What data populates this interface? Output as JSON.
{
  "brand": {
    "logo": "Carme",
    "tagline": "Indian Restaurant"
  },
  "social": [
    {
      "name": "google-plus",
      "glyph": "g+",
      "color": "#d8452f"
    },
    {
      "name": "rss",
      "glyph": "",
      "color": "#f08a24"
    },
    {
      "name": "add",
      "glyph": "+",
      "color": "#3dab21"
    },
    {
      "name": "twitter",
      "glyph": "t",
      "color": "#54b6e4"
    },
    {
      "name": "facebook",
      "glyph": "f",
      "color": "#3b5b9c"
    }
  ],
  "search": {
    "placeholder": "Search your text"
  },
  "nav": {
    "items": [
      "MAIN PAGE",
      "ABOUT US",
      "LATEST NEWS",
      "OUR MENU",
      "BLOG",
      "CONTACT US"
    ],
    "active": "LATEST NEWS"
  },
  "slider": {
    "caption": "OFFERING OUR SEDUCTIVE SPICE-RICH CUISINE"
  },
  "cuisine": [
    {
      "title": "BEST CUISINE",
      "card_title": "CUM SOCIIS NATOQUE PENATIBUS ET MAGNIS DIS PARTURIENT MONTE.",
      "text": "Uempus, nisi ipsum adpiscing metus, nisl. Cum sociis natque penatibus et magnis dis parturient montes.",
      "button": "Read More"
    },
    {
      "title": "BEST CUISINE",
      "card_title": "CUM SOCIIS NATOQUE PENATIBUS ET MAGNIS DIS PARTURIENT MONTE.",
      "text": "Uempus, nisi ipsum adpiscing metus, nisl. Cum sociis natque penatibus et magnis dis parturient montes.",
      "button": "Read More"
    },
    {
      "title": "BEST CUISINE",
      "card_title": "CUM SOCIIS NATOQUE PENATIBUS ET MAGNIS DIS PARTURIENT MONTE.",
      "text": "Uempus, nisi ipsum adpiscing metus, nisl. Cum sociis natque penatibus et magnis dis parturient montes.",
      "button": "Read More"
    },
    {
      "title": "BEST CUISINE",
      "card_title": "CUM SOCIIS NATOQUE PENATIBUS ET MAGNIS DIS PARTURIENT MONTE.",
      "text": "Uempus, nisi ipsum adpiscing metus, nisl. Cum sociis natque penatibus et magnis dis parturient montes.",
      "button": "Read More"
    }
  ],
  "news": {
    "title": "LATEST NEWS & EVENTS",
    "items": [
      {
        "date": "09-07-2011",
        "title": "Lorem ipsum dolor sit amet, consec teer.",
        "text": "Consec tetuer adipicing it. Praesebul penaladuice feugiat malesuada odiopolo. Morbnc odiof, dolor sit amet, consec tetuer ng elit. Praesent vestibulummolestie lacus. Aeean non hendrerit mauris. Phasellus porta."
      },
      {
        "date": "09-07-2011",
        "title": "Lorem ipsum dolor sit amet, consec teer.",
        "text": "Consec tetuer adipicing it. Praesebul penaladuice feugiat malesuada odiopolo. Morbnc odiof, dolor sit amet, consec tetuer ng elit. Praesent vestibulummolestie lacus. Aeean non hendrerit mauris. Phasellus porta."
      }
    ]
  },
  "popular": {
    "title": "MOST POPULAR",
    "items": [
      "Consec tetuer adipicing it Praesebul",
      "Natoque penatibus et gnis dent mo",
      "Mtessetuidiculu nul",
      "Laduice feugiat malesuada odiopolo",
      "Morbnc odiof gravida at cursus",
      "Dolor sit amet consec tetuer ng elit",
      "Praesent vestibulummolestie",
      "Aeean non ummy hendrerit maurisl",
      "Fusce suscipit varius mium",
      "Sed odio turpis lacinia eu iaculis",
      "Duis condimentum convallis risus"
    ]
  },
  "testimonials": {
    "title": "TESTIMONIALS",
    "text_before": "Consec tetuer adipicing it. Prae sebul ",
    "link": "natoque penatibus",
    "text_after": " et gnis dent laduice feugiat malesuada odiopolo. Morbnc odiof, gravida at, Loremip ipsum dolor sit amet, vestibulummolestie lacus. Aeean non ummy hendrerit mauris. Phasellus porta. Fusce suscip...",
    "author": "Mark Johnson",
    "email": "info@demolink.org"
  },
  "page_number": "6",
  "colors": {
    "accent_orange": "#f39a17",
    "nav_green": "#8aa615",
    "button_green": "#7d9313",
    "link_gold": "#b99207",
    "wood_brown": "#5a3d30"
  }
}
——————
Repeat all the entries word for word.

» Reply:
What data populates this interface? Output as JSON.
{
  "brand": {
    "logo": "Carme",
    "tagline": "Indian Restaurant"
  },
  "social": [
    {
      "name": "google-plus",
      "glyph": "g+",
      "color": "#d8452f"
    },
    {
      "name": "rss",
      "glyph": "",
      "color": "#f08a24"
    },
    {
      "name": "add",
      "glyph": "+",
      "color": "#3dab21"
    },
    {
      "name": "twitter",
      "glyph": "t",
      "color": "#54b6e4"
    },
    {
      "name": "facebook",
      "glyph": "f",
      "color": "#3b5b9c"
    }
  ],
  "search": {
    "placeholder": "Search your text"
  },
  "nav": {
    "items": [
      "MAIN PAGE",
      "ABOUT US",
      "LATEST NEWS",
      "OUR MENU",
      "BLOG",
      "CONTACT US"
    ],
    "active": "LATEST NEWS"
  },
  "slider": {
    "caption": "OFFERING OUR SEDUCTIVE SPICE-RICH CUISINE"
  },
  "cuisine": [
    {
      "title": "BEST CUISINE",
      "card_title": "CUM SOCIIS NATOQUE PENATIBUS ET MAGNIS DIS PARTURIENT MONTE.",
      "text": "Uempus, nisi ipsum adpiscing metus, nisl. Cum sociis natque penatibus et magnis dis parturient montes.",
      "button": "Read More"
    },
    {
      "title": "BEST CUISINE",
      "card_title": "CUM SOCIIS NATOQUE PENATIBUS ET MAGNIS DIS PARTURIENT MONTE.",
      "text": "Uempus, nisi ipsum adpiscing metus, nisl. Cum sociis natque penatibus et magnis dis parturient montes.",
      "button": "Read More"
    },
    {
      "title": "BEST CUISINE",
      "card_title": "CUM SOCIIS NATOQUE PENATIBUS ET MAGNIS DIS PARTURIENT MONTE.",
      "text": "Uempus, nisi ipsum adpiscing metus, nisl. Cum sociis natque penatibus et magnis dis parturient montes.",
      "button": "Read More"
    },
    {
      "title": "BEST CUISINE",
      "card_title": "CUM SOCIIS NATOQUE PENATIBUS ET MAGNIS DIS PARTURIENT MONTE.",
      "text": "Uempus, nisi ipsum adpiscing metus, nisl. Cum sociis natque penatibus et magnis dis parturient montes.",
      "button": "Read More"
    }
  ],
  "news": {
    "title": "LATEST NEWS & EVENTS",
    "items": [
      {
        "date": "09-07-2011",
        "title": "Lorem ipsum dolor sit amet, consec teer.",
        "text": "Consec tetuer adipicing it. Praesebul penaladuice feugiat malesuada odiopolo. Morbnc odiof, dolor sit amet, consec tetuer ng elit. Praesent vestibulummolestie lacus. Aeean non hendrerit mauris. Phasellus porta."
      },
      {
        "date": "09-07-2011",
        "title": "Lorem ipsum dolor sit amet, consec teer.",
        "text": "Consec tetuer adipicing it. Praesebul penaladuice feugiat malesuada odiopolo. Morbnc odiof, dolor sit amet, consec tetuer ng elit. Praesent vestibulummolestie lacus. Aeean non hendrerit mauris. Phasellus porta."
      }
    ]
  },
  "popular": {
    "title": "MOST POPULAR",
    "items": [
      "Consec tetuer adipicing it Praesebul",
      "Natoque penatibus et gnis dent mo",
      "Mtessetuidiculu nul",
      "Laduice feugiat malesuada odiopolo",
      "Morbnc odiof gravida at cursus",
      "Dolor sit amet consec tetuer ng elit",
      "Praesent vestibulummolestie",
      "Aeean non ummy hendrerit maurisl",
      "Fusce suscipit varius mium",
      "Sed odio turpis lacinia eu iaculis",
      "Duis condimentum convallis risus"
    ]
  },
  "testimonials": {
    "title": "TESTIMONIALS",
    "text_before": "Consec tetuer adipicing it. Prae sebul ",
    "link": "natoque penatibus",
    "text_after": " et gnis dent laduice feugiat malesuada odiopolo. Morbnc odiof, gravida at, Loremip ipsum dolor sit amet, vestibulummolestie lacus. Aeean non ummy hendrerit mauris. Phasellus porta. Fusce suscip...",
    "author": "Mark Johnson",
    "email": "info@demolink.org"
  },
  "page_number": "6",
  "colors": {
    "accent_orange": "#f39a17",
    "nav_green": "#8aa615",
    "button_green": "#7d9313",
    "link_gold": "#b99207",
    "wood_brown": "#5a3d30"
  }
}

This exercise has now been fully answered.